THE PROBLEM: Write out the data below in full. Keep it exact.

MATERIAL FOR THE TASK:
┄┄┄┄┄┄
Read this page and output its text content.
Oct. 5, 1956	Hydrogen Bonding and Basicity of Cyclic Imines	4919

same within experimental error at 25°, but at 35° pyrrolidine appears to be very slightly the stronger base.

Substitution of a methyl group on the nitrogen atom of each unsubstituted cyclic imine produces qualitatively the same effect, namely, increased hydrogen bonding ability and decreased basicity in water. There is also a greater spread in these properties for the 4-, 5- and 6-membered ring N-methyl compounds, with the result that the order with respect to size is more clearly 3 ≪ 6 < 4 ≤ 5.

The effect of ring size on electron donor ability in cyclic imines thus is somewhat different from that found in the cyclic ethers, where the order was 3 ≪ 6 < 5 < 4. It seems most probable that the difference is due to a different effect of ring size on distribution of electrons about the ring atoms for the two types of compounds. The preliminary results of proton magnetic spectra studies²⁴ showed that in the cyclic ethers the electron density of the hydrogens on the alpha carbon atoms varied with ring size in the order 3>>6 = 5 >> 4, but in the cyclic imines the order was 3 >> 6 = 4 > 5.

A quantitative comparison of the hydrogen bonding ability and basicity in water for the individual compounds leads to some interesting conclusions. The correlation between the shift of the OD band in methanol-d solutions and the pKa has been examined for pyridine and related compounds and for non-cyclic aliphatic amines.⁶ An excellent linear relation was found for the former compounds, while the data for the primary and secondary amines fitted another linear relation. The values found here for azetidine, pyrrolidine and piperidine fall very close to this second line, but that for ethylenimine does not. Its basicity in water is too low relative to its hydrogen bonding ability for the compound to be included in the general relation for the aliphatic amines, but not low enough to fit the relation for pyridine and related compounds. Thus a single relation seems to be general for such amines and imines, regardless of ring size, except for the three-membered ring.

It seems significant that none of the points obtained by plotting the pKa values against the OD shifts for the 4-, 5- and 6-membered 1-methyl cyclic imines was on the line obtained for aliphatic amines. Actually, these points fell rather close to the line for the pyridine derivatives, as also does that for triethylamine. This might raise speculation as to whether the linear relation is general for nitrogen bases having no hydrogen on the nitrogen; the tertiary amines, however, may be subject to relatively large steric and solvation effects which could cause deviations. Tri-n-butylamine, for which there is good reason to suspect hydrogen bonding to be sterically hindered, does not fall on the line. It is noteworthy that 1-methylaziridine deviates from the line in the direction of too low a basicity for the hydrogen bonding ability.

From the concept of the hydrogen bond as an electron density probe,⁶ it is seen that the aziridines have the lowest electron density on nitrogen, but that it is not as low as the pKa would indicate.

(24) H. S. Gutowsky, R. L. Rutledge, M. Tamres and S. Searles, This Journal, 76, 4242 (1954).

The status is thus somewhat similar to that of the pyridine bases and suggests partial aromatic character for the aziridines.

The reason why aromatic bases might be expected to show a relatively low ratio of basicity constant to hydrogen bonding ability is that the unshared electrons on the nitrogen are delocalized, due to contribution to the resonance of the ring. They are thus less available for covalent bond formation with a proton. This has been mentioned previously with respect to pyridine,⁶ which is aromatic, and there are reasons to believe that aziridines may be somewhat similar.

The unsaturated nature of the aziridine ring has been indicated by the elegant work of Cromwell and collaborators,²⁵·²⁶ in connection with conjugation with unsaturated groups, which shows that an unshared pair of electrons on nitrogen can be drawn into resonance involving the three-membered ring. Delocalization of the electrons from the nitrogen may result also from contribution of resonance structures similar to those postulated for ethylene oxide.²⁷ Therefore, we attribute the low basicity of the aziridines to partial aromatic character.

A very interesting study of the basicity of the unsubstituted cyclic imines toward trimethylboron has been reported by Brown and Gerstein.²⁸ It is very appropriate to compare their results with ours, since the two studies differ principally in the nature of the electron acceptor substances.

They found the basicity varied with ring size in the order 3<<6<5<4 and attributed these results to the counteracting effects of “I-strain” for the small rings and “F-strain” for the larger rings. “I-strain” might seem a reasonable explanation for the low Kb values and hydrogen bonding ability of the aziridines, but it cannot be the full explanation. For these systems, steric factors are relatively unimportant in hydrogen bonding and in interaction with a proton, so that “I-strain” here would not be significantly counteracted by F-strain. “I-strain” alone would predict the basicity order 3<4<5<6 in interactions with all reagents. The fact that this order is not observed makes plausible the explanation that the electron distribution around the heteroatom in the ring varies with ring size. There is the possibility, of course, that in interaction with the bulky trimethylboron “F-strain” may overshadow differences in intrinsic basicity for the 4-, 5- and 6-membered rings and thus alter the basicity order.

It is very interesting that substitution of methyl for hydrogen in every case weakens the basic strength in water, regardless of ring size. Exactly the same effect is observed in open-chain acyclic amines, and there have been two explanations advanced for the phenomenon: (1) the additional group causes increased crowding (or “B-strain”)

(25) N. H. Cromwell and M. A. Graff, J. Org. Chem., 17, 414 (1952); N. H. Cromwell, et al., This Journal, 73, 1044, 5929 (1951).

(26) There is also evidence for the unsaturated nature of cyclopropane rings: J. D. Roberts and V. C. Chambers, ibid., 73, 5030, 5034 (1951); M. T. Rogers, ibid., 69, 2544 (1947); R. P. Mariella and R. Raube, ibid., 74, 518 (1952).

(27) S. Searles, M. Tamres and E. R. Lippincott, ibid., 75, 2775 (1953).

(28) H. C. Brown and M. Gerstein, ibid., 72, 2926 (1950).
┄┄┄┄┄┄
RESPONSE TO THIS EXERCISE:
Read this page and output its text content.
Oct. 5, 1956	Hydrogen Bonding and Basicity of Cyclic Imines	4919

same within experimental error at 25°, but at 35° pyrrolidine appears to be very slightly the stronger base.

Substitution of a methyl group on the nitrogen atom of each unsubstituted cyclic imine produces qualitatively the same effect, namely, increased hydrogen bonding ability and decreased basicity in water. There is also a greater spread in these properties for the 4-, 5- and 6-membered ring N-methyl compounds, with the result that the order with respect to size is more clearly 3 ≪ 6 < 4 ≤ 5.

The effect of ring size on electron donor ability in cyclic imines thus is somewhat different from that found in the cyclic ethers, where the order was 3 ≪ 6 < 5 < 4. It seems most probable that the difference is due to a different effect of ring size on distribution of electrons about the ring atoms for the two types of compounds. The preliminary results of proton magnetic spectra studies²⁴ showed that in the cyclic ethers the electron density of the hydrogens on the alpha carbon atoms varied with ring size in the order 3>>6 = 5 >> 4, but in the cyclic imines the order was 3 >> 6 = 4 > 5.

A quantitative comparison of the hydrogen bonding ability and basicity in water for the individual compounds leads to some interesting conclusions. The correlation between the shift of the OD band in methanol-d solutions and the pKa has been examined for pyridine and related compounds and for non-cyclic aliphatic amines.⁶ An excellent linear relation was found for the former compounds, while the data for the primary and secondary amines fitted another linear relation. The values found here for azetidine, pyrrolidine and piperidine fall very close to this second line, but that for ethylenimine does not. Its basicity in water is too low relative to its hydrogen bonding ability for the compound to be included in the general relation for the aliphatic amines, but not low enough to fit the relation for pyridine and related compounds. Thus a single relation seems to be general for such amines and imines, regardless of ring size, except for the three-membered ring.

It seems significant that none of the points obtained by plotting the pKa values against the OD shifts for the 4-, 5- and 6-membered 1-methyl cyclic imines was on the line obtained for aliphatic amines. Actually, these points fell rather close to the line for the pyridine derivatives, as also does that for triethylamine. This might raise speculation as to whether the linear relation is general for nitrogen bases having no hydrogen on the nitrogen; the tertiary amines, however, may be subject to relatively large steric and solvation effects which could cause deviations. Tri-n-butylamine, for which there is good reason to suspect hydrogen bonding to be sterically hindered, does not fall on the line. It is noteworthy that 1-methylaziridine deviates from the line in the direction of too low a basicity for the hydrogen bonding ability.

From the concept of the hydrogen bond as an electron density probe,⁶ it is seen that the aziridines have the lowest electron density on nitrogen, but that it is not as low as the pKa would indicate.

(24) H. S. Gutowsky, R. L. Rutledge, M. Tamres and S. Searles, This Journal, 76, 4242 (1954).

The status is thus somewhat similar to that of the pyridine bases and suggests partial aromatic character for the aziridines.

The reason why aromatic bases might be expected to show a relatively low ratio of basicity constant to hydrogen bonding ability is that the unshared electrons on the nitrogen are delocalized, due to contribution to the resonance of the ring. They are thus less available for covalent bond formation with a proton. This has been mentioned previously with respect to pyridine,⁶ which is aromatic, and there are reasons to believe that aziridines may be somewhat similar.

The unsaturated nature of the aziridine ring has been indicated by the elegant work of Cromwell and collaborators,²⁵·²⁶ in connection with conjugation with unsaturated groups, which shows that an unshared pair of electrons on nitrogen can be drawn into resonance involving the three-membered ring. Delocalization of the electrons from the nitrogen may result also from contribution of resonance structures similar to those postulated for ethylene oxide.²⁷ Therefore, we attribute the low basicity of the aziridines to partial aromatic character.

A very interesting study of the basicity of the unsubstituted cyclic imines toward trimethylboron has been reported by Brown and Gerstein.²⁸ It is very appropriate to compare their results with ours, since the two studies differ principally in the nature of the electron acceptor substances.

They found the basicity varied with ring size in the order 3<<6<5<4 and attributed these results to the counteracting effects of “I-strain” for the small rings and “F-strain” for the larger rings. “I-strain” might seem a reasonable explanation for the low Kb values and hydrogen bonding ability of the aziridines, but it cannot be the full explanation. For these systems, steric factors are relatively unimportant in hydrogen bonding and in interaction with a proton, so that “I-strain” here would not be significantly counteracted by F-strain. “I-strain” alone would predict the basicity order 3<4<5<6 in interactions with all reagents. The fact that this order is not observed makes plausible the explanation that the electron distribution around the heteroatom in the ring varies with ring size. There is the possibility, of course, that in interaction with the bulky trimethylboron “F-strain” may overshadow differences in intrinsic basicity for the 4-, 5- and 6-membered rings and thus alter the basicity order.

It is very interesting that substitution of methyl for hydrogen in every case weakens the basic strength in water, regardless of ring size. Exactly the same effect is observed in open-chain acyclic amines, and there have been two explanations advanced for the phenomenon: (1) the additional group causes increased crowding (or “B-strain”)

(25) N. H. Cromwell and M. A. Graff, J. Org. Chem., 17, 414 (1952); N. H. Cromwell, et al., This Journal, 73, 1044, 5929 (1951).

(26) There is also evidence for the unsaturated nature of cyclopropane rings: J. D. Roberts and V. C. Chambers, ibid., 73, 5030, 5034 (1951); M. T. Rogers, ibid., 69, 2544 (1947); R. P. Mariella and R. Raube, ibid., 74, 518 (1952).

(27) S. Searles, M. Tamres and E. R. Lippincott, ibid., 75, 2775 (1953).

(28) H. C. Brown and M. Gerstein, ibid., 72, 2926 (1950).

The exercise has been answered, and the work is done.